The exercise = Extract each line of the data below exactly as written.

── Dataset excerpts

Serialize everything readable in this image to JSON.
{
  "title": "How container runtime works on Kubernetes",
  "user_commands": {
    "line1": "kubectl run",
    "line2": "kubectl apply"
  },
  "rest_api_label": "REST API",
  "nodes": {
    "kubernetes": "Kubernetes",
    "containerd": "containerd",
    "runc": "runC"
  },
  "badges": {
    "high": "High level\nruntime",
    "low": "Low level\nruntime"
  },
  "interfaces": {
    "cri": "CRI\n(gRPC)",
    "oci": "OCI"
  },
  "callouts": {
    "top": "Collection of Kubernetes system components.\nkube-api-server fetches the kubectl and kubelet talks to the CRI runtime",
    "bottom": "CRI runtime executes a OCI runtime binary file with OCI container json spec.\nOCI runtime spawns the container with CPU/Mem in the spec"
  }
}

────

Answer to the task =
Serialize everything readable in this image to JSON.
{
  "title": "How container runtime works on Kubernetes",
  "user_commands": {
    "line1": "kubectl run",
    "line2": "kubectl apply"
  },
  "rest_api_label": "REST API",
  "nodes": {
    "kubernetes": "Kubernetes",
    "containerd": "containerd",
    "runc": "runC"
  },
  "badges": {
    "high": "High level\nruntime",
    "low": "Low level\nruntime"
  },
  "interfaces": {
    "cri": "CRI\n(gRPC)",
    "oci": "OCI"
  },
  "callouts": {
    "top": "Collection of Kubernetes system components.\nkube-api-server fetches the kubectl and kubelet talks to the CRI runtime",
    "bottom": "CRI runtime executes a OCI runtime binary file with OCI container json spec.\nOCI runtime spawns the container with CPU/Mem in the spec"
  }
}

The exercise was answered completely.